» What is being asked: Repeat all of the records verbatim.

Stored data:
********
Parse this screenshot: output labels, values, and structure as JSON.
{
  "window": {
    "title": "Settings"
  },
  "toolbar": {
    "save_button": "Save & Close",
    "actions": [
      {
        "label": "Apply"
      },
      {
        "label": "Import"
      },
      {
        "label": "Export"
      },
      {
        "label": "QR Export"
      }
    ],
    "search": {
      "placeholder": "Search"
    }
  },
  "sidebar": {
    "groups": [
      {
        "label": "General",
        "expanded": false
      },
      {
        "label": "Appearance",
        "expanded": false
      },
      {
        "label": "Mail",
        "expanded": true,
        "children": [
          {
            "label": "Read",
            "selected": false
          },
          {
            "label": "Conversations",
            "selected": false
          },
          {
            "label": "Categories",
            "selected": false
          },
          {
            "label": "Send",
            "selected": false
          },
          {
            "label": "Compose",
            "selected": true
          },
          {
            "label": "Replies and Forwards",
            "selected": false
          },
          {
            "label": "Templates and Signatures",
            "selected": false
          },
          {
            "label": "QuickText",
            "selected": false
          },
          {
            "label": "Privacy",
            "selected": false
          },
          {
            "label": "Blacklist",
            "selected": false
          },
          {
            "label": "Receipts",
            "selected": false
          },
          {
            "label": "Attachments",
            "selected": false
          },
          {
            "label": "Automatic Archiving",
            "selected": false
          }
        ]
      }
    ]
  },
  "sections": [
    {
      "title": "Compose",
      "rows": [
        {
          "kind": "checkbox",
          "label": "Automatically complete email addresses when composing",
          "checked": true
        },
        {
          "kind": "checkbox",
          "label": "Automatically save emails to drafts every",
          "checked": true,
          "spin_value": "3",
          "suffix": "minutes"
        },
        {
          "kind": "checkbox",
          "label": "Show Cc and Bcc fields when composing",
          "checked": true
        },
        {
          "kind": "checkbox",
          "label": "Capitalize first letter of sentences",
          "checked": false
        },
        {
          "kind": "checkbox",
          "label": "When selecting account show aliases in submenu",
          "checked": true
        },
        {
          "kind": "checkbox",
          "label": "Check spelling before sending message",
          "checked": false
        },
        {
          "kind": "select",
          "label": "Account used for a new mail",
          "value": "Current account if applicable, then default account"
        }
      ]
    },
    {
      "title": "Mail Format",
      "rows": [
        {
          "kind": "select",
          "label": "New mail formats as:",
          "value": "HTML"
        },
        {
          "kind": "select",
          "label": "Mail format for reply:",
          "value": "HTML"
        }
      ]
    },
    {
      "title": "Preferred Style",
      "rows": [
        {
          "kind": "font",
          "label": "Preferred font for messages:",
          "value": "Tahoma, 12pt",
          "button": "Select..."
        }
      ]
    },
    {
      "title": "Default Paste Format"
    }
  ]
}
********
» Exercise solution:
Parse this screenshot: output labels, values, and structure as JSON.
{
  "window": {
    "title": "Settings"
  },
  "toolbar": {
    "save_button": "Save & Close",
    "actions": [
      {
        "label": "Apply"
      },
      {
        "label": "Import"
      },
      {
        "label": "Export"
      },
      {
        "label": "QR Export"
      }
    ],
    "search": {
      "placeholder": "Search"
    }
  },
  "sidebar": {
    "groups": [
      {
        "label": "General",
        "expanded": false
      },
      {
        "label": "Appearance",
        "expanded": false
      },
      {
        "label": "Mail",
        "expanded": true,
        "children": [
          {
            "label": "Read",
            "selected": false
          },
          {
            "label": "Conversations",
            "selected": false
          },
          {
            "label": "Categories",
            "selected": false
          },
          {
            "label": "Send",
            "selected": false
          },
          {
            "label": "Compose",
            "selected": true
          },
          {
            "label": "Replies and Forwards",
            "selected": false
          },
          {
            "label": "Templates and Signatures",
            "selected": false
          },
          {
            "label": "QuickText",
            "selected": false
          },
          {
            "label": "Privacy",
            "selected": false
          },
          {
            "label": "Blacklist",
            "selected": false
          },
          {
            "label": "Receipts",
            "selected": false
          },
          {
            "label": "Attachments",
            "selected": false
          },
          {
            "label": "Automatic Archiving",
            "selected": false
          }
        ]
      }
    ]
  },
  "sections": [
    {
      "title": "Compose",
      "rows": [
        {
          "kind": "checkbox",
          "label": "Automatically complete email addresses when composing",
          "checked": true
        },
        {
          "kind": "checkbox",
          "label": "Automatically save emails to drafts every",
          "checked": true,
          "spin_value": "3",
          "suffix": "minutes"
        },
        {
          "kind": "checkbox",
          "label": "Show Cc and Bcc fields when composing",
          "checked": true
        },
        {
          "kind": "checkbox",
          "label": "Capitalize first letter of sentences",
          "checked": false
        },
        {
          "kind": "checkbox",
          "label": "When selecting account show aliases in submenu",
          "checked": true
        },
        {
          "kind": "checkbox",
          "label": "Check spelling before sending message",
          "checked": false
        },
        {
          "kind": "select",
          "label": "Account used for a new mail",
          "value": "Current account if applicable, then default account"
        }
      ]
    },
    {
      "title": "Mail Format",
      "rows": [
        {
          "kind": "select",
          "label": "New mail formats as:",
          "value": "HTML"
        },
        {
          "kind": "select",
          "label": "Mail format for reply:",
          "value": "HTML"
        }
      ]
    },
    {
      "title": "Preferred Style",
      "rows": [
        {
          "kind": "font",
          "label": "Preferred font for messages:",
          "value": "Tahoma, 12pt",
          "button": "Select..."
        }
      ]
    },
    {
      "title": "Default Paste Format"
    }
  ]
}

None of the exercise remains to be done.